■ GIVEN EXERCISE: Only the number is wanted: how many lines of these entries contain the word "участков"?

■ ENTRIES SHOWN:
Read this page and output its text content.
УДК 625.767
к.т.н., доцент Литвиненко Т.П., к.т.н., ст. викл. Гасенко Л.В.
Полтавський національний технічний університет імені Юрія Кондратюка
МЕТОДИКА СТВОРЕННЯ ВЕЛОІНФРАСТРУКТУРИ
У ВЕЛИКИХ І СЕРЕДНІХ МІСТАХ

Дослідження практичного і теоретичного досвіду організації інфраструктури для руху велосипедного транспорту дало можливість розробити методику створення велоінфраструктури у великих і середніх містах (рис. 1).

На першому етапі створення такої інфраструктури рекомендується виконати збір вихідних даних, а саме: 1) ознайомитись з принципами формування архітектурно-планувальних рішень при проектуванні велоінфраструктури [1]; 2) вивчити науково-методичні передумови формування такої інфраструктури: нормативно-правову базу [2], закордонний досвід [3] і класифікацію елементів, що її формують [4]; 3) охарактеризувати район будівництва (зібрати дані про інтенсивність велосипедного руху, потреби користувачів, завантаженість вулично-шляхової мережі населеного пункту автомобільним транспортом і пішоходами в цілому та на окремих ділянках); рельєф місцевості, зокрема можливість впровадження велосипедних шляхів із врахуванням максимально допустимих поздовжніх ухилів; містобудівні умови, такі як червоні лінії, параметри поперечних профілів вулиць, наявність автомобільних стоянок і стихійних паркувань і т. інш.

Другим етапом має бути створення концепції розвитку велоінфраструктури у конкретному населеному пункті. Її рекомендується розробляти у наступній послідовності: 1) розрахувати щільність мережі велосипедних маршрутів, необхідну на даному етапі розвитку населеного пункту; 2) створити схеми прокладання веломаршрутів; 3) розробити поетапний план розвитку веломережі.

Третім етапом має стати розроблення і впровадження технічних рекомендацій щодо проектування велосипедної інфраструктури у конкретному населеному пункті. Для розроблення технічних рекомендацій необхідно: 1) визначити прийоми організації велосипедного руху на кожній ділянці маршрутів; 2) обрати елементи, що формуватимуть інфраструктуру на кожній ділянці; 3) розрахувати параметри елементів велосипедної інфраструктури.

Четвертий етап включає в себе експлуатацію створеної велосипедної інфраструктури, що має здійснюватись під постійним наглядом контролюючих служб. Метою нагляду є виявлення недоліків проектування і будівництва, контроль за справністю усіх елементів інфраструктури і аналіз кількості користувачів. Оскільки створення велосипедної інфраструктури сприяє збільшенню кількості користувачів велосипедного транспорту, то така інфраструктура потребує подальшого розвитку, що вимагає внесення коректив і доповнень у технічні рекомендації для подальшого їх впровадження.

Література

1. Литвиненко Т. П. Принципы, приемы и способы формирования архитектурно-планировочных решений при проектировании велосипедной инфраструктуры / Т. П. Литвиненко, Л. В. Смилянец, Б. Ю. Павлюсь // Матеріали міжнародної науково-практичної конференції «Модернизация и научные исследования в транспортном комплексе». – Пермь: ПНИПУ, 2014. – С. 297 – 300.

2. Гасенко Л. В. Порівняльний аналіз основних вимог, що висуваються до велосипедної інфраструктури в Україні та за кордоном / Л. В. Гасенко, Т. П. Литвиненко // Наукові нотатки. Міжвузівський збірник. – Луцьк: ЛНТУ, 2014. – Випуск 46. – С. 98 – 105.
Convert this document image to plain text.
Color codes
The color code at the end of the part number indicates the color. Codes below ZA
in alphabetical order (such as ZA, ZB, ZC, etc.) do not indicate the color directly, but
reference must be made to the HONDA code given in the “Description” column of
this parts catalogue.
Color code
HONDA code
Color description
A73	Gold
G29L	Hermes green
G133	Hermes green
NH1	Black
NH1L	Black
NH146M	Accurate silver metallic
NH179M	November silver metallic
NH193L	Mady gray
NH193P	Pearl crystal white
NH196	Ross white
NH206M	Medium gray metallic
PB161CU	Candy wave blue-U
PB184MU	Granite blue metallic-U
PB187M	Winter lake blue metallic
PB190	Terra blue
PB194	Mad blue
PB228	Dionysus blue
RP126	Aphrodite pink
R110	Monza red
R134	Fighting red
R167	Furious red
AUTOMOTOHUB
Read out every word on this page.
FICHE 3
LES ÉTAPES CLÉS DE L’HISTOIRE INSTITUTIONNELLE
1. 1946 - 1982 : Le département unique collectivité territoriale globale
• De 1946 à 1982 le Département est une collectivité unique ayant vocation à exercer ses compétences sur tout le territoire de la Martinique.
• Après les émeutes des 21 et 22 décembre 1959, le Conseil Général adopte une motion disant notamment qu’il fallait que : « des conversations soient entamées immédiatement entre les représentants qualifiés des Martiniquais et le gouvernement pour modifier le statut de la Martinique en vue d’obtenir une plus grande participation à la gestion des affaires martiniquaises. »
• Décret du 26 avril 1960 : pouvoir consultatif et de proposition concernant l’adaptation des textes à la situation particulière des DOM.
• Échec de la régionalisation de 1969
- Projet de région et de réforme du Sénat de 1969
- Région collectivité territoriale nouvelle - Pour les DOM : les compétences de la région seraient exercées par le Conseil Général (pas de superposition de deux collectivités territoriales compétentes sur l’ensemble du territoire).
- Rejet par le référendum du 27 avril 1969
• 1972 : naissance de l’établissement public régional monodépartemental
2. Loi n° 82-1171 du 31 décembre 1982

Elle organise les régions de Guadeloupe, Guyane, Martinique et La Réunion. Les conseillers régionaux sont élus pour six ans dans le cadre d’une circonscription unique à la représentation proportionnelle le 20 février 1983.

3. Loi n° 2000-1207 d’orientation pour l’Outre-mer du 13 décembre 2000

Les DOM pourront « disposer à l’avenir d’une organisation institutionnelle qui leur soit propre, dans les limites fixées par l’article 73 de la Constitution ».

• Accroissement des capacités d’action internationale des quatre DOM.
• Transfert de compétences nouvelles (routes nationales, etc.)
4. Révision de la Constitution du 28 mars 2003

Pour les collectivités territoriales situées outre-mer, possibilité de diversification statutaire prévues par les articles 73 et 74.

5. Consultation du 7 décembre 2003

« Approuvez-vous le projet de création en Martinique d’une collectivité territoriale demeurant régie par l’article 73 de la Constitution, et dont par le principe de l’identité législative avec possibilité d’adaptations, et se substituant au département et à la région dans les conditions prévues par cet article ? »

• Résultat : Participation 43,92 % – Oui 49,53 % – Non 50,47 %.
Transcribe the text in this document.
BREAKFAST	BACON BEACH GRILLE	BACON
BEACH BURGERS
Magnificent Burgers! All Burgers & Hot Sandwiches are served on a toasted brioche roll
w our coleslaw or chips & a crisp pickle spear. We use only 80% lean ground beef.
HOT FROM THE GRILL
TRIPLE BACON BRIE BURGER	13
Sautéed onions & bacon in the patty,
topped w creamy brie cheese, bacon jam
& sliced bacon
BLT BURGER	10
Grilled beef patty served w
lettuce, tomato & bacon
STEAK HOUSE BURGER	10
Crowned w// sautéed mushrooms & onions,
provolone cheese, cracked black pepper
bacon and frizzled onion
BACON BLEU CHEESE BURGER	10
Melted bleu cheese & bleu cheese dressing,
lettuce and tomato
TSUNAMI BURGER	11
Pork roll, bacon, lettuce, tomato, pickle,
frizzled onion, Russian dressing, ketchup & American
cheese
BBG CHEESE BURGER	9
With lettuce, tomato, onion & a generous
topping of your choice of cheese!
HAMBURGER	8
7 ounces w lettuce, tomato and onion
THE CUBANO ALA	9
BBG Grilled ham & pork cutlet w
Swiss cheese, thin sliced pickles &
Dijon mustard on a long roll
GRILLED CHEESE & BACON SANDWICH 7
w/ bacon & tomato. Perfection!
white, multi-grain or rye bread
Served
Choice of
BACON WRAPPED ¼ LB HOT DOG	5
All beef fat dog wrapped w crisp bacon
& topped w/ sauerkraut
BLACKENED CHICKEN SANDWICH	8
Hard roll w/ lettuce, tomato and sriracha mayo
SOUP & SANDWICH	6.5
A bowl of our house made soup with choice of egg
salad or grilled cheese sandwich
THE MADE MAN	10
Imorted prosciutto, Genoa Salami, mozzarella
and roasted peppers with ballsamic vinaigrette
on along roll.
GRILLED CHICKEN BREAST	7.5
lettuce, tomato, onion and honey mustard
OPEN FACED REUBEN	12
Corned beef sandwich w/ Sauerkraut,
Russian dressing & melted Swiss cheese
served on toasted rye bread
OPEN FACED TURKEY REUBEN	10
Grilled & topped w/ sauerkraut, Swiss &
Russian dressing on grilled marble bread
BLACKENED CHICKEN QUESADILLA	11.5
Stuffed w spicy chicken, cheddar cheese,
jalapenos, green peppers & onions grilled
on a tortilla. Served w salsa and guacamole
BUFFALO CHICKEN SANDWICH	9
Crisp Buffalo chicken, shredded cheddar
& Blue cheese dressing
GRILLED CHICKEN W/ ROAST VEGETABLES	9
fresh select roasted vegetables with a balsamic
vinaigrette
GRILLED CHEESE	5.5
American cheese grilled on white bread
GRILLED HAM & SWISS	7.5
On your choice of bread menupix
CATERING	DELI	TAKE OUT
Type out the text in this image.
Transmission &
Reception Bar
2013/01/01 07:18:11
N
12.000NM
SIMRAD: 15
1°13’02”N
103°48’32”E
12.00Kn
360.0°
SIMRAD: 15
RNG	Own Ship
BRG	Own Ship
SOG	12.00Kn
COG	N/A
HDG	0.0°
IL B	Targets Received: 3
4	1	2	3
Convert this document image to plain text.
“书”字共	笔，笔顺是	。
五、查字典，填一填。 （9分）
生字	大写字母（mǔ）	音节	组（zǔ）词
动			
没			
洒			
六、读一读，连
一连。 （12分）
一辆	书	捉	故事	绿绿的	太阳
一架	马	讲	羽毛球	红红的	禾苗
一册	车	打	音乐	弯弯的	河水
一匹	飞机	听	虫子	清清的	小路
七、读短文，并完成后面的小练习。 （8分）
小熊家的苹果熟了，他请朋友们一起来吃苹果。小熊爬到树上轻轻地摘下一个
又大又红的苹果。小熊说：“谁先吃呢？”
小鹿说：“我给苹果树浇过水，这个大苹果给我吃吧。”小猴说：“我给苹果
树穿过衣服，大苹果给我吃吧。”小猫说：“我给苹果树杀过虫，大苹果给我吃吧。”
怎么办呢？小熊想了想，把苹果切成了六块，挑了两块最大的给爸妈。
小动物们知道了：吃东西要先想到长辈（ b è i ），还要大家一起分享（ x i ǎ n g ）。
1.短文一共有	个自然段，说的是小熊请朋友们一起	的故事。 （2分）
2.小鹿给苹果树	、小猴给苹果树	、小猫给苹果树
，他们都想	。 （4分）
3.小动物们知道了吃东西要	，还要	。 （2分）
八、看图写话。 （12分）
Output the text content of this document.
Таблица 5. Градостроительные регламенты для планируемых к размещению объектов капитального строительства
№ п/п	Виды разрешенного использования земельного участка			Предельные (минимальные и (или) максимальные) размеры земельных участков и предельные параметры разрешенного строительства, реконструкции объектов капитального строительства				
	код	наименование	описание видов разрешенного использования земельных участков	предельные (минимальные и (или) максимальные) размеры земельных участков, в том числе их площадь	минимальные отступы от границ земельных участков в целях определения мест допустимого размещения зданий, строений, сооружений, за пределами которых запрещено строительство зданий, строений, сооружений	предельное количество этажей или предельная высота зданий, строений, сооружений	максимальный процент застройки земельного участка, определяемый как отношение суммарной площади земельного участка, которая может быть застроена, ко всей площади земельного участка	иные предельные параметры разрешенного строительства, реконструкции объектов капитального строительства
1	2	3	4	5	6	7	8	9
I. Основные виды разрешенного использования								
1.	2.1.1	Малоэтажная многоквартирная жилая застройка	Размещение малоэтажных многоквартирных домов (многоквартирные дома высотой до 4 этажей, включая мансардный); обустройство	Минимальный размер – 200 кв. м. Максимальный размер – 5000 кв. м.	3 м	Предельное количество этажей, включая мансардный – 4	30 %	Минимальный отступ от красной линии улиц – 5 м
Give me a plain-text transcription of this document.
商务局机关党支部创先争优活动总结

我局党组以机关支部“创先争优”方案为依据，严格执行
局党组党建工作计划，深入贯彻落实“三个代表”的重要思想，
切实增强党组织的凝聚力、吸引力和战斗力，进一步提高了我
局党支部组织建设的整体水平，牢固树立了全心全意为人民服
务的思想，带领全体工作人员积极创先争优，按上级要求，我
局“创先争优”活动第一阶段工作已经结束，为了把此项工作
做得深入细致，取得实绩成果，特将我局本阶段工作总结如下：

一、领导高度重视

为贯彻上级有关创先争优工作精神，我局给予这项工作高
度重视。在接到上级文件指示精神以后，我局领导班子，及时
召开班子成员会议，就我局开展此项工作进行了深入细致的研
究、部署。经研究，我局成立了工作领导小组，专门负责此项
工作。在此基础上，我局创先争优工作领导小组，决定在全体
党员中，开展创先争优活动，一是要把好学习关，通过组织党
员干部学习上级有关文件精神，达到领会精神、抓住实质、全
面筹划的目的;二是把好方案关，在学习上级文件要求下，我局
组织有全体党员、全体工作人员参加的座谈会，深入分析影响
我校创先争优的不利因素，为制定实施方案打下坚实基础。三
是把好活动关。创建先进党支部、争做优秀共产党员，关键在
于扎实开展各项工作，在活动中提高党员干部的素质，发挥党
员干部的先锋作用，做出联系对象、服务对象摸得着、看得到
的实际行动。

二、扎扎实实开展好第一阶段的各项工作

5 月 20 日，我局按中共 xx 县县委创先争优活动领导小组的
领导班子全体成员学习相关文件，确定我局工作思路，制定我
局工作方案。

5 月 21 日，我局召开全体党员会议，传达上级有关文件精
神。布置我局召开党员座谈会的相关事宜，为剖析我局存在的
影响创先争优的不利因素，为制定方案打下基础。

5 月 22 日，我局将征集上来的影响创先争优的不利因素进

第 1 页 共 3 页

■ EXERCISE SOLUTION: 2